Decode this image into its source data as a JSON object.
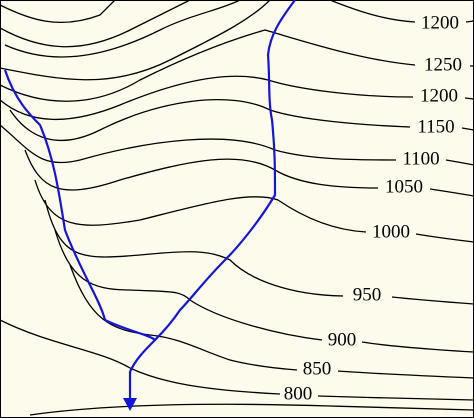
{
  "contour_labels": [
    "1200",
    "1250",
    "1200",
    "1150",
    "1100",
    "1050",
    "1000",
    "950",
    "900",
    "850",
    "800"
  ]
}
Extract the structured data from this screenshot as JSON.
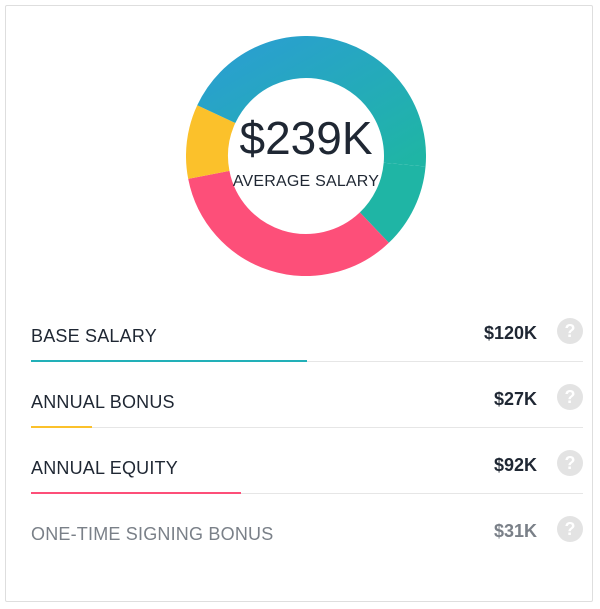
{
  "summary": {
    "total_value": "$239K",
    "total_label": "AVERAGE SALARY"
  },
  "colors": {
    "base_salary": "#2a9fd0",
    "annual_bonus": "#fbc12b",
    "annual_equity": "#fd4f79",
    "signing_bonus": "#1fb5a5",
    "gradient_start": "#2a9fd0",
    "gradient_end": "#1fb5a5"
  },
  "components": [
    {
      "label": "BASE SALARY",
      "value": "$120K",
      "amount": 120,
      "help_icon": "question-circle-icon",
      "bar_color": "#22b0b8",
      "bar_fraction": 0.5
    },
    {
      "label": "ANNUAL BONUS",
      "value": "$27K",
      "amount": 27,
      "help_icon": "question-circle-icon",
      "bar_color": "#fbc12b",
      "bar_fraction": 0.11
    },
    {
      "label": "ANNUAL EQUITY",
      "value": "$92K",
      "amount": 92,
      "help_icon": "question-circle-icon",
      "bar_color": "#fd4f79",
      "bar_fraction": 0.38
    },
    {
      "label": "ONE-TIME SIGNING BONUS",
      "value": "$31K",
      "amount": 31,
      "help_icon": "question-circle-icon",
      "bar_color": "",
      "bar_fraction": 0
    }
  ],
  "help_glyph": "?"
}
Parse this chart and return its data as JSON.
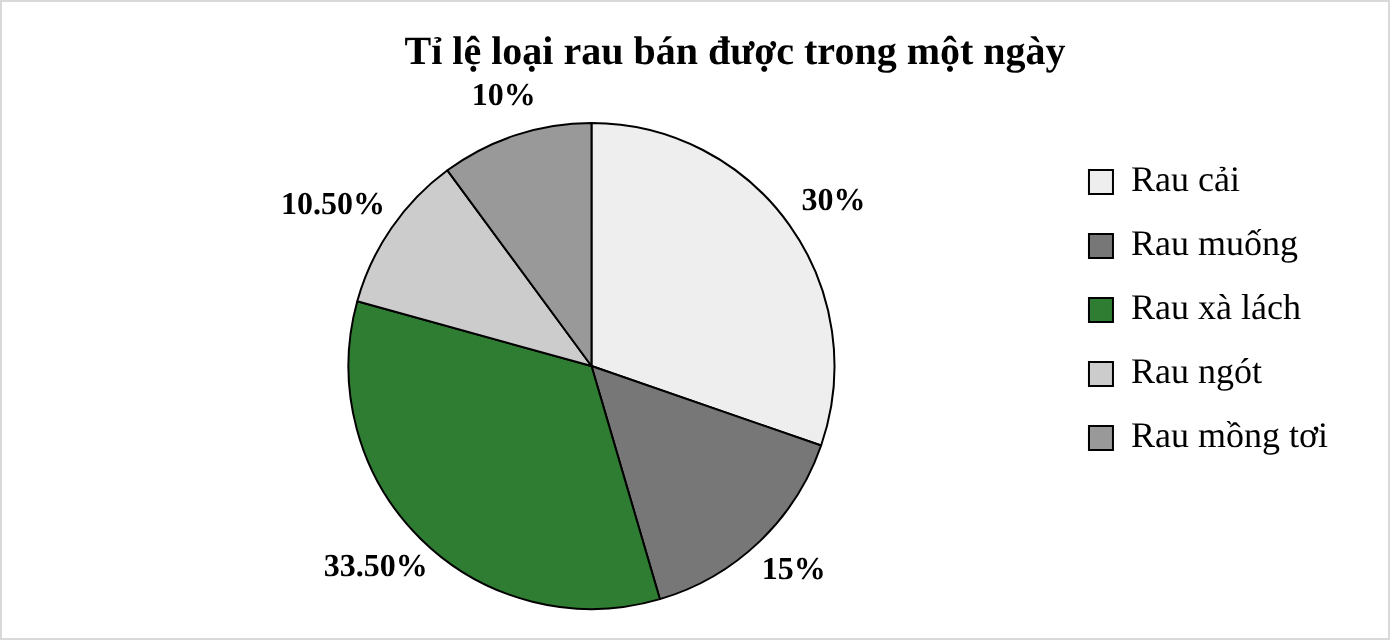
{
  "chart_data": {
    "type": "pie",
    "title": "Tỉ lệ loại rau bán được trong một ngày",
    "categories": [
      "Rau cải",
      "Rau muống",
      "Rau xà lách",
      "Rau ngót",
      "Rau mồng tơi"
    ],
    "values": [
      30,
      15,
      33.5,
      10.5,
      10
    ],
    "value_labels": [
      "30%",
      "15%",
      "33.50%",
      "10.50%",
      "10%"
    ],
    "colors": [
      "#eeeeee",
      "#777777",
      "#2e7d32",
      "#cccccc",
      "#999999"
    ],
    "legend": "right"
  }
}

__Written request__
Reproduce every record above exactly, omitting the pictures.

__Answer in full__
Decode this image into its source data as a JSON object.
{
  "contour_labels": [
    "1200",
    "1250",
    "1200",
    "1150",
    "1100",
    "1050",
    "1000",
    "950",
    "900",
    "850",
    "800"
  ]
}
Extract the structured data from this screenshot as JSON.
{
  "summary": {
    "total_value": "$239K",
    "total_label": "AVERAGE SALARY"
  },
  "colors": {
    "base_salary": "#2a9fd0",
    "annual_bonus": "#fbc12b",
    "annual_equity": "#fd4f79",
    "signing_bonus": "#1fb5a5",
    "gradient_start": "#2a9fd0",
    "gradient_end": "#1fb5a5"
  },
  "components": [
    {
      "label": "BASE SALARY",
      "value": "$120K",
      "amount": 120,
      "help_icon": "question-circle-icon",
      "bar_color": "#22b0b8",
      "bar_fraction": 0.5
    },
    {
      "label": "ANNUAL BONUS",
      "value": "$27K",
      "amount": 27,
      "help_icon": "question-circle-icon",
      "bar_color": "#fbc12b",
      "bar_fraction": 0.11
    },
    {
      "label": "ANNUAL EQUITY",
      "value": "$92K",
      "amount": 92,
      "help_icon": "question-circle-icon",
      "bar_color": "#fd4f79",
      "bar_fraction": 0.38
    },
    {
      "label": "ONE-TIME SIGNING BONUS",
      "value": "$31K",
      "amount": 31,
      "help_icon": "question-circle-icon",
      "bar_color": "",
      "bar_fraction": 0
    }
  ],
  "help_glyph": "?"
}
Parse this chart and return its data as JSON.
{
  "chart_data": {
    "type": "pie",
    "title": "Tỉ lệ loại rau bán được trong một ngày",
    "categories": [
      "Rau cải",
      "Rau muống",
      "Rau xà lách",
      "Rau ngót",
      "Rau mồng tơi"
    ],
    "values": [
      30,
      15,
      33.5,
      10.5,
      10
    ],
    "value_labels": [
      "30%",
      "15%",
      "33.50%",
      "10.50%",
      "10%"
    ],
    "colors": [
      "#eeeeee",
      "#777777",
      "#2e7d32",
      "#cccccc",
      "#999999"
    ],
    "legend": "right"
  }
}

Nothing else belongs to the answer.